[Exercise brief] Go through the records and extract every line with the word "color".

Dataset rows about figures:
===

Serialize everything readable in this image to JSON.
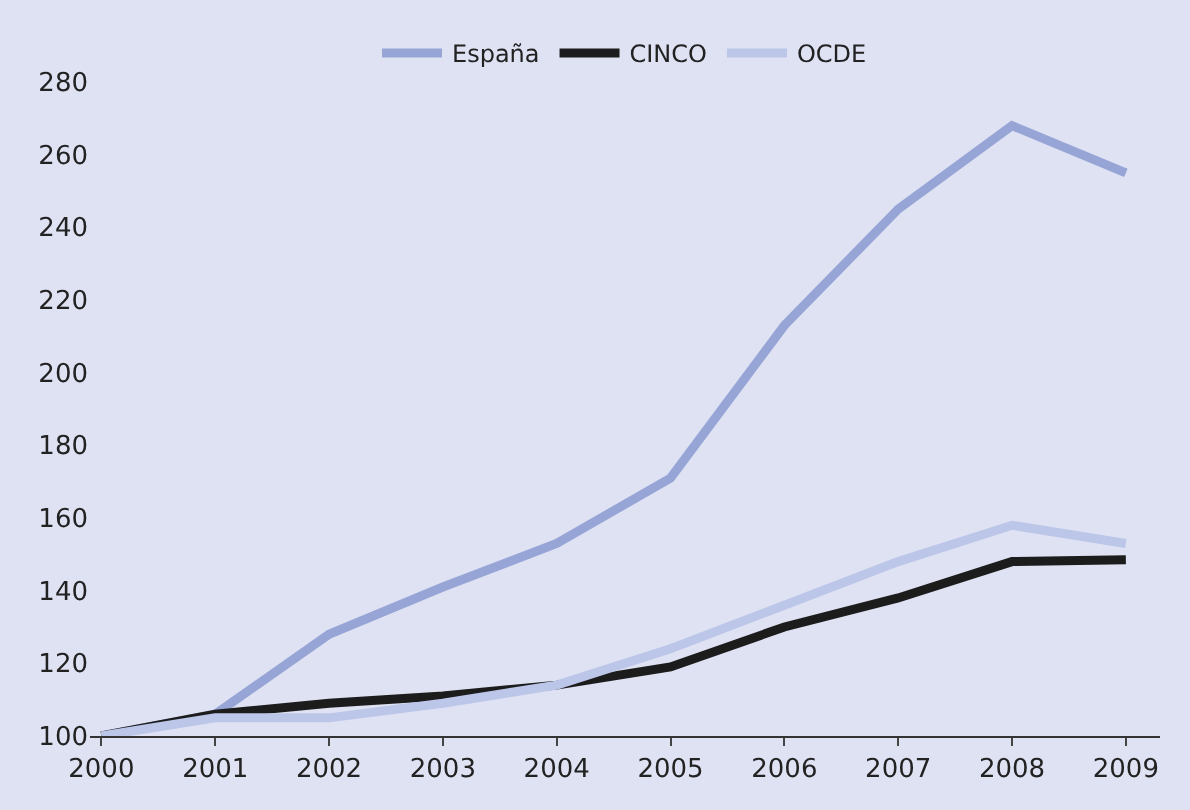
{
  "chart_data": {
    "type": "line",
    "x": [
      2000,
      2001,
      2002,
      2003,
      2004,
      2005,
      2006,
      2007,
      2008,
      2009
    ],
    "series": [
      {
        "name": "España",
        "color": "#97a5d6",
        "values": [
          100,
          106,
          128,
          141,
          153,
          171,
          213,
          245,
          268,
          255
        ]
      },
      {
        "name": "CINCO",
        "color": "#1c1c1c",
        "values": [
          100,
          106,
          109,
          111,
          114,
          119,
          130,
          138,
          148,
          148.5
        ]
      },
      {
        "name": "OCDE",
        "color": "#bcc6e8",
        "values": [
          100,
          105,
          105,
          109,
          114,
          124,
          136,
          148,
          158,
          153
        ]
      }
    ],
    "xlim": [
      1999.9,
      2009.3
    ],
    "xticks": [
      2000,
      2001,
      2002,
      2003,
      2004,
      2005,
      2006,
      2007,
      2008,
      2009
    ],
    "ylim": [
      100,
      280
    ],
    "yticks": [
      100,
      120,
      140,
      160,
      180,
      200,
      220,
      240,
      260,
      280
    ],
    "grid": false,
    "legend": "top",
    "marker": "none",
    "line_style": "solid"
  }
}
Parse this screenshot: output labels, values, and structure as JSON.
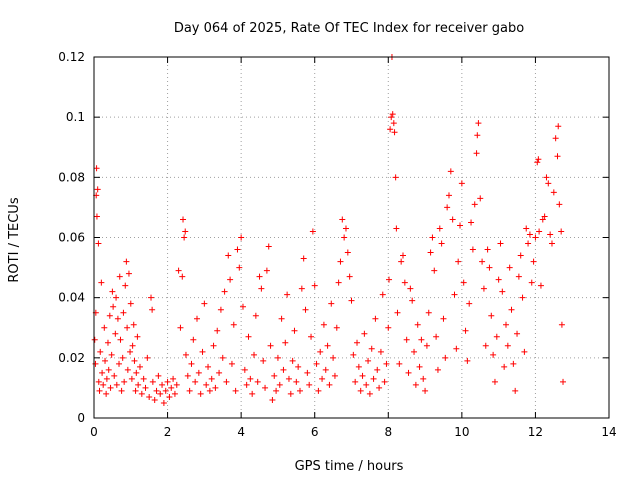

===

[The output]
        "color": "#97a5d6",
        "color": "#1c1c1c",
        "color": "#bcc6e8",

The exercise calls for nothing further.